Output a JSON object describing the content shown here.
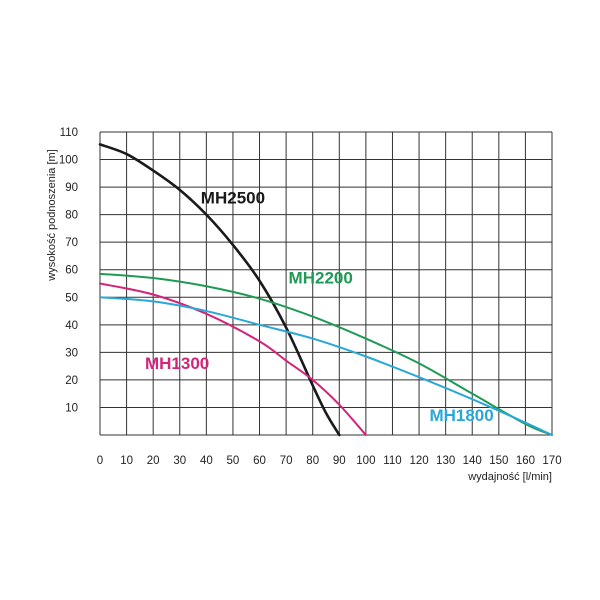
{
  "chart_data": {
    "type": "line",
    "title": "",
    "xlabel": "wydajność [l/min]",
    "ylabel": "wysokość podnoszenia [m]",
    "xlim": [
      0,
      170
    ],
    "ylim": [
      0,
      110
    ],
    "xticks": [
      0,
      10,
      20,
      30,
      40,
      50,
      60,
      70,
      80,
      90,
      100,
      110,
      120,
      130,
      140,
      150,
      160,
      170
    ],
    "yticks": [
      10,
      20,
      30,
      40,
      50,
      60,
      70,
      80,
      90,
      100,
      110
    ],
    "grid": true,
    "legend": "labels placed next to curves",
    "series": [
      {
        "name": "MH2500",
        "color": "#1a1a1a",
        "x": [
          0,
          10,
          20,
          30,
          40,
          50,
          60,
          70,
          80,
          85,
          90
        ],
        "y": [
          105.5,
          102,
          96,
          89,
          80,
          69,
          56,
          39,
          18,
          8,
          0
        ]
      },
      {
        "name": "MH2200",
        "color": "#1f9a55",
        "x": [
          0,
          20,
          40,
          60,
          80,
          100,
          120,
          140,
          160,
          170
        ],
        "y": [
          58.5,
          57,
          54,
          49.5,
          43,
          35,
          26,
          15,
          4,
          0
        ]
      },
      {
        "name": "MH1300",
        "color": "#d4237a",
        "x": [
          0,
          20,
          40,
          60,
          70,
          80,
          90,
          100
        ],
        "y": [
          55,
          51,
          44,
          34,
          27,
          20,
          11,
          0
        ]
      },
      {
        "name": "MH1800",
        "color": "#2aa7d9",
        "x": [
          0,
          20,
          40,
          60,
          80,
          100,
          120,
          140,
          160,
          170
        ],
        "y": [
          50,
          48.5,
          45,
          40,
          35,
          28.5,
          21,
          13,
          4.5,
          0
        ]
      }
    ],
    "annotations": [
      {
        "text": "MH2500",
        "series": "MH2500"
      },
      {
        "text": "MH2200",
        "series": "MH2200"
      },
      {
        "text": "MH1300",
        "series": "MH1300"
      },
      {
        "text": "MH1800",
        "series": "MH1800"
      }
    ]
  }
}
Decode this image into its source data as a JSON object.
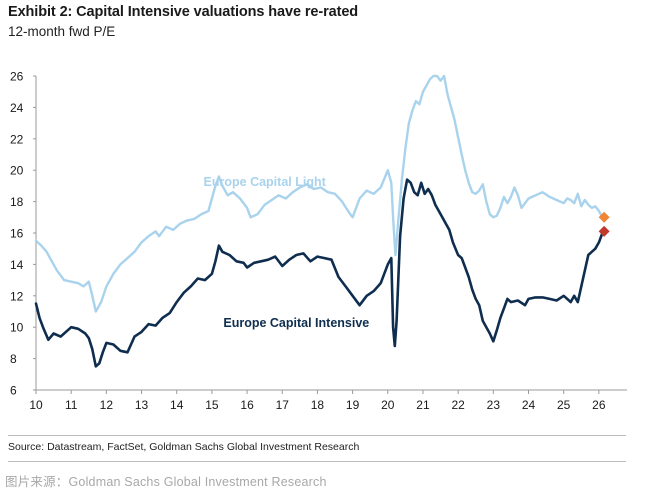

== == ==

# Exercise brief:
Copy whichever lines in the listing above contain the word "color".

# Problem solution:
        "color": "#1a1a1a",
        "color": "#1f9a55",
        "color": "#d4237a",
        "color": "#2aa7d9",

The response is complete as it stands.